Supplied text:

==============================

Released on October 5, 2022, just 10 days before Vancouver’s municipal election, independent filmmaker Aaron Gunn’s Vancouver is Dying highlights the expanding urban decline of the city’s Downtown Eastside (DTES) neighbourhood over its 55-minute runtime. The film has been viewed over 2.2 million times on YouTube.

“I thought there were many issues plaguing Canadian society,” says Aaron Gunn, the documentary’s producer and director. “Over the past 20 years, crime has gotten worse, violent attacks have gotten worse, deaths from overdoses have gotten significantly worse. I just wanted to pull the curtain back as much as possible.” 

A significant share of Vancouver is Dying’s run time is devoted to criticizing then-mayor Kennedy Stewart’s approach to addiction, crime, and homelessness. While neither Gunn nor any subject in the documentary specifically endorsed a candidate in the mayoral race, Stewart’s tenure and policies were not cast in a favourable light in the film. 

Gunn is active in conservative politics at both the provincial and federal levels, having formerly worked for the Canadian Taxpayers Federation and BC Proud. He says that he hopes his film did help inform how Vancouverites voted.

“It was viewed by over 100,000 people from Vancouver in the 10 days leading up to the election. So something happened, and whether you can tie that to the documentary or not, I guess we can’t be sure. But I’d like to think it played a role.” 

Sim won the election with roughly 85,732 votes. Vancouver is Dying had over 1 million views on YouTube within two weeks of release.

The documentary is part of Gunn’s Politics Explained series which covers topics like inflation and housing, but Vancouver is Dying has far surpassed any of them in the number of views.

While Vancouver is Dying has been called a polarizing documentary and been subjected to some criticism, Gunn says almost all his feedback has been positive. 

The entire province of British Columbia has been wracked by rising problems of crime and addiction in recent years. Violent offenders, often suffering from mental health problems, are routinely released within hours of being detained, a process blamed on strained resources and derisively labelled as “catch and release”. 

Meanwhile, the provincial NDP government, and now-former mayor Kennedy Stewart, have endorsed a policy of “safe supply”, entailing the provision of free drugs, or drug supplements, to addicts. During his mayoralty, Stewart curtailed the Vancouver Police Department’s powers and shrunk its budget on one occasion. 

One of Sim’s most prominent campaign promises was hiring 100 more police officers along with 100 more mental health nurses to help tackle the double-digit increases in violent assaults and theft in the city. 

Costing roughly $15,000 to produce, the Pacific Prosperity Network (PPN) contributed $5,000 to Vancouver is Dying’s production, as well as an additional $2,000 for sponsoring a screening event in downtown Vancouver. 

Founded in November 2021 as a political action committee, the PPN was explicitly created to aid the political campaigns of right-of-centre candidates in BC, especially within cities like Vancouver, where progressive politicians have dominated for over a decade. 

PPN founder Micah Haince says the organization was not directly involved with any candidates in Vancouver, but he is pleasantly surprised with the reach of Vancouver is Dying, as well as Sim’s victory.

==============================

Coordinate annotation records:
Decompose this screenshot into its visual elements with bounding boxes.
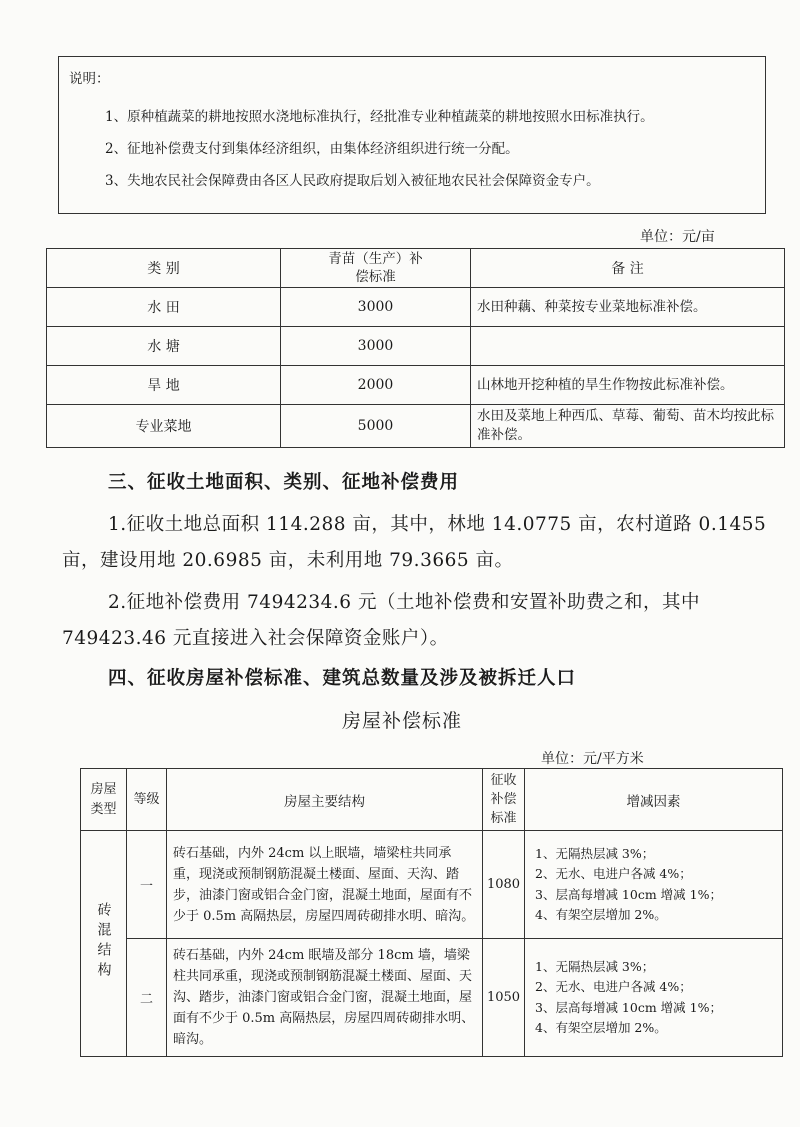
factor-item: 3、层高每增减 10cm 增减 1%； xyxy=(535,886,722,902)
house-table-unit: 单位：元/平方米 xyxy=(541,751,644,767)
header-grade: 等级 xyxy=(127,769,167,831)
row-remark xyxy=(471,405,785,448)
header-type: 房屋类型 xyxy=(81,769,127,831)
table-row xyxy=(81,831,783,939)
row-standard: 3000 xyxy=(281,327,471,366)
section3-p1-line1: 1.征收土地总面积 114.288 亩，其中，林地 14.0775 亩，农村道路 0.1455 xyxy=(108,514,767,535)
row-category: 旱 地 xyxy=(47,366,281,405)
row-remark: 山林地开挖种植的旱生作物按此标准补偿。 xyxy=(471,366,785,405)
row-category: 水 塘 xyxy=(47,327,281,366)
type-cell xyxy=(81,831,127,1057)
row-standard: 2000 xyxy=(281,366,471,405)
structure-cell: 砖石基础，内外 24cm 以上眠墙，墙梁柱共同承重，现浇或预制钢筋混凝土楼面、屋面、天沟、踏步，油漆门窗或铝合金门窗，混凝土地面，屋面有不少于 0.5m 高隔热层，房屋四周砖砌排水明、暗沟。 xyxy=(167,831,483,939)
section3-p2-line1: 2.征地补偿费用 7494234.6 元（土地补偿费和安置补助费之和，其中 xyxy=(108,592,700,613)
section3-p2-line2: 749423.46 元直接进入社会保障资金账户）。 xyxy=(62,628,449,649)
header-factors: 增减因素 xyxy=(525,769,783,831)
factor-item: 2、无水、电进户各减 4%； xyxy=(535,979,692,994)
row-remark-line1: 水田及菜地上种西瓜、草莓、葡萄、苗木均按此标 xyxy=(477,408,774,424)
house-compensation-table xyxy=(80,768,783,1057)
table-row xyxy=(47,288,785,327)
table-row xyxy=(81,939,783,1057)
header-standard: 征收补偿标准 xyxy=(483,769,525,831)
row-category: 专业菜地 xyxy=(47,405,281,448)
row-remark-line2: 准补偿。 xyxy=(477,427,531,443)
factor-item: 1、无隔热层减 3%； xyxy=(535,958,655,974)
grade-cell: 二 xyxy=(127,939,167,1057)
house-table-title: 房屋补偿标准 xyxy=(342,710,463,732)
row-remark: 水田种藕、种菜按专业菜地标准补偿。 xyxy=(471,288,785,327)
factors-cell xyxy=(525,831,783,939)
factor-item: 1、无隔热层减 3%； xyxy=(535,845,655,861)
factor-item: 2、无水、电进户各减 4%； xyxy=(535,866,692,881)
header-structure: 房屋主要结构 xyxy=(167,769,483,831)
note-item-1: 1、原种植蔬菜的耕地按照水浇地标准执行，经批准专业种植蔬菜的耕地按照水田标准执行。 xyxy=(105,109,654,125)
row-remark xyxy=(471,327,785,366)
row-standard: 3000 xyxy=(281,288,471,327)
note-title: 说明： xyxy=(69,71,110,87)
header-standard xyxy=(281,249,471,288)
table-row xyxy=(47,366,785,405)
factor-item: 4、有架空层增加 2%。 xyxy=(535,1020,667,1035)
note-item-2: 2、征地补偿费支付到集体经济组织，由集体经济组织进行统一分配。 xyxy=(105,141,519,157)
crop-table-unit: 单位：元/亩 xyxy=(640,229,715,245)
section3-heading: 三、征收土地面积、类别、征地补偿费用 xyxy=(108,472,460,493)
header-remark: 备 注 xyxy=(471,249,785,288)
grade-cell: 一 xyxy=(127,831,167,939)
table-header-row xyxy=(47,249,785,288)
standard-cell: 1050 xyxy=(483,939,525,1057)
type-label: 砖混结构 xyxy=(95,901,112,982)
crop-compensation-table xyxy=(46,248,785,448)
factor-item: 3、层高每增减 10cm 增减 1%； xyxy=(535,999,722,1015)
table-header-row xyxy=(81,769,783,831)
header-standard-line1: 青苗（生产）补 xyxy=(328,251,423,267)
standard-cell: 1080 xyxy=(483,831,525,939)
row-category: 水 田 xyxy=(47,288,281,327)
note-item-3: 3、失地农民社会保障费由各区人民政府提取后划入被征地农民社会保障资金专户。 xyxy=(105,173,600,189)
row-standard: 5000 xyxy=(281,405,471,448)
table-row xyxy=(47,327,785,366)
header-category: 类 别 xyxy=(47,249,281,288)
note-box xyxy=(58,56,766,214)
header-standard-line2: 偿标准 xyxy=(355,269,396,285)
structure-cell: 砖石基础，内外 24cm 眠墙及部分 18cm 墙，墙梁柱共同承重，现浇或预制钢筋混凝土楼面、屋面、天沟、踏步，油漆门窗或铝合金门窗，混凝土地面，屋面有不少于 0.5m 高隔热层，房屋四周砖砌排水明、暗沟。 xyxy=(167,939,483,1057)
table-row xyxy=(47,405,785,448)
factor-item: 4、有架空层增加 2%。 xyxy=(535,907,667,922)
section4-heading: 四、征收房屋补偿标准、建筑总数量及涉及被拆迁人口 xyxy=(108,668,577,689)
section3-p1-line2: 亩，建设用地 20.6985 亩，未利用地 79.3665 亩。 xyxy=(62,550,514,571)
factors-cell xyxy=(525,939,783,1057)
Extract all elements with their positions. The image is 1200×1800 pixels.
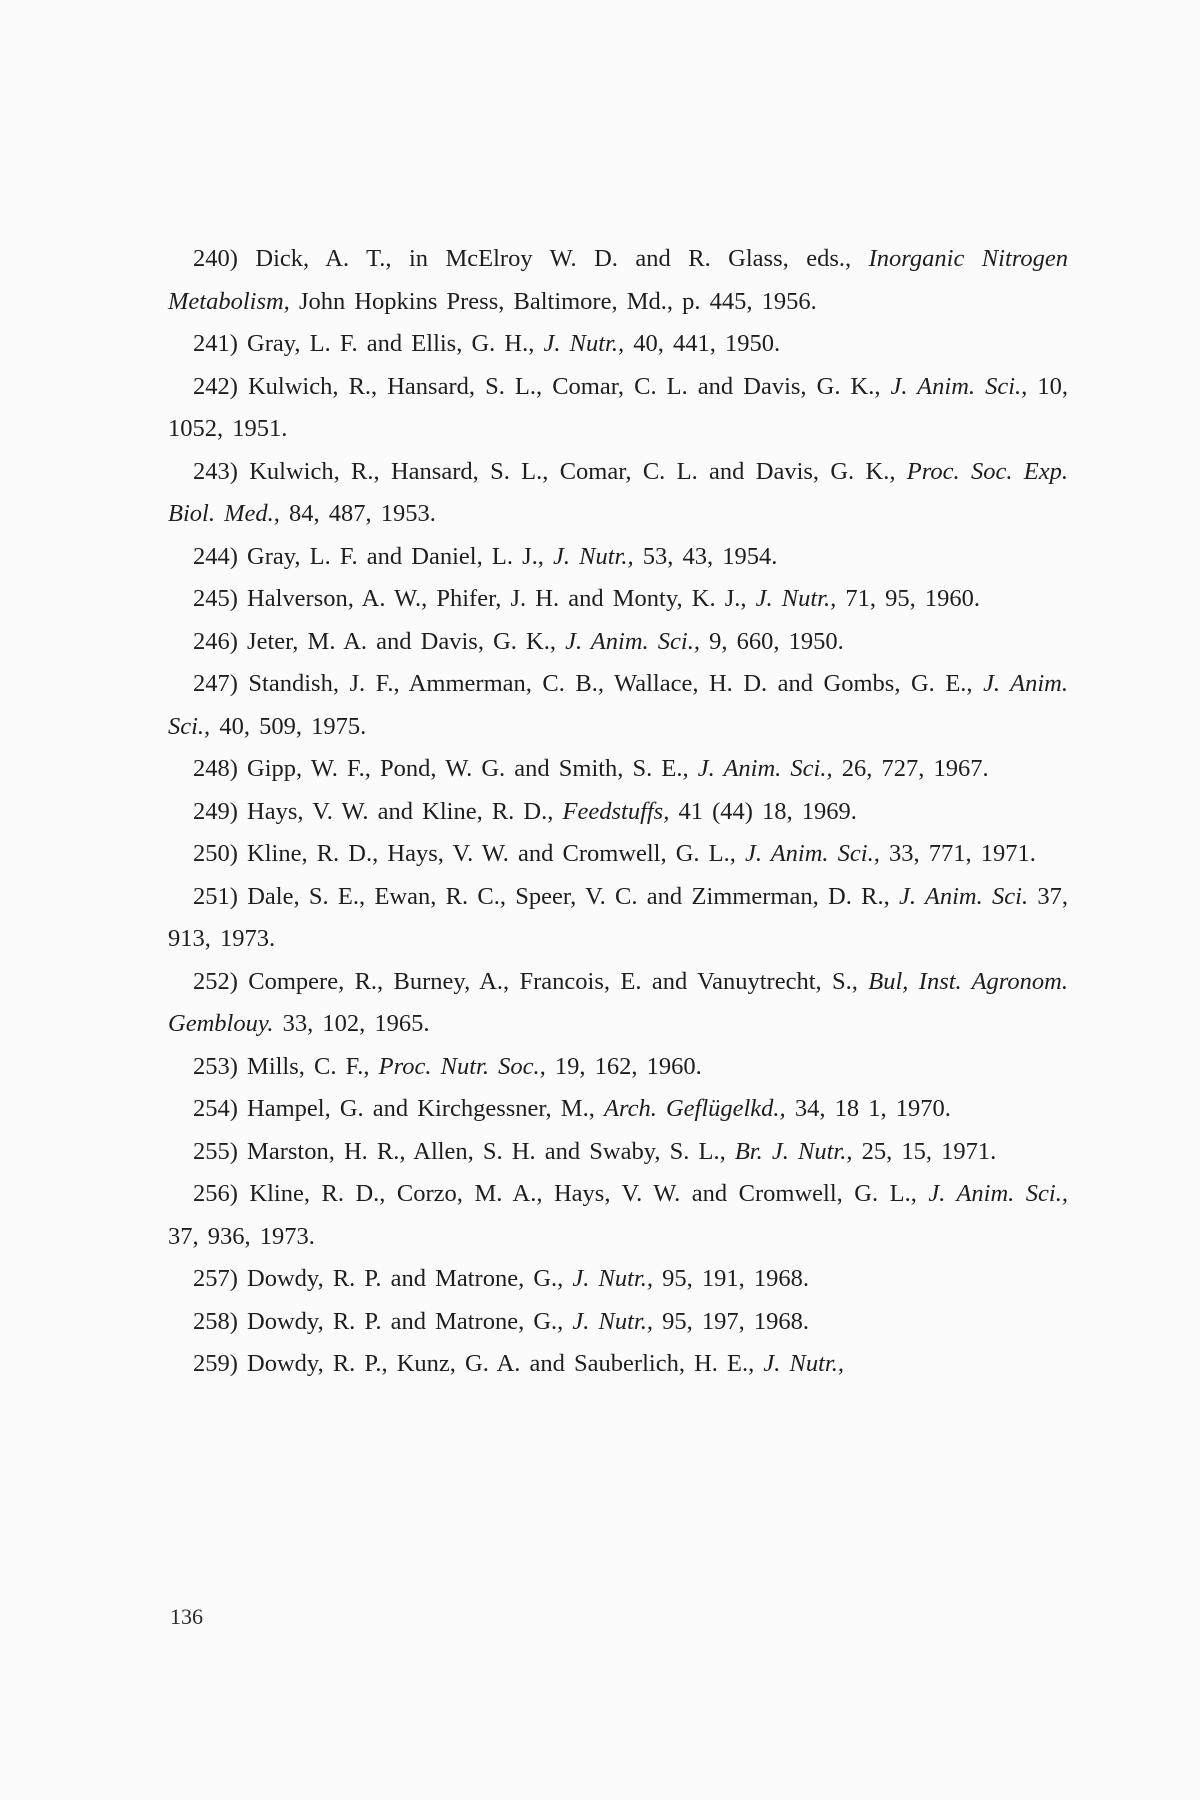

==============================

Jobs:
**a)** In the article about Vancouver is Dying, what did the film cost to produce?
**b)** Extend the article about the Vancouver is Dying documentary, picking up after its final sentence.

Exercise answers:
**a)** Roughly $15,000.

**b)**
“I think that the result speaks for itself,” says Haince. “If we can put out real, hard-hitting content that then changes, or can move the needle, in terms of public opinion…there’s a ramification, or effect on culture and therefore politics.” 

Haince hopes that PPN will be able to sponsor similar content during future elections. The PPN’s stated goals include promoting public safety and pro-business policies, both of which were also part of Sim’s platform. 

However, Sim’s campaign has pushed back on the narrative that his candidacy was conservative, noting the slate of A Better City (ABC), Sim’s municipal party that also won a majority on city council, contained candidates from across the political spectrum. 

Some commentators have described Sim as a centrist, rather than a conservative. A businessman before entering politics, Sim appeared at a gathering of federal Liberals in the nearby city of Richmond two days before his inauguration. On the other hand, at least one of the businesses Sim founded also donated to right-of-centre provincial parties in BC as recently as 2017.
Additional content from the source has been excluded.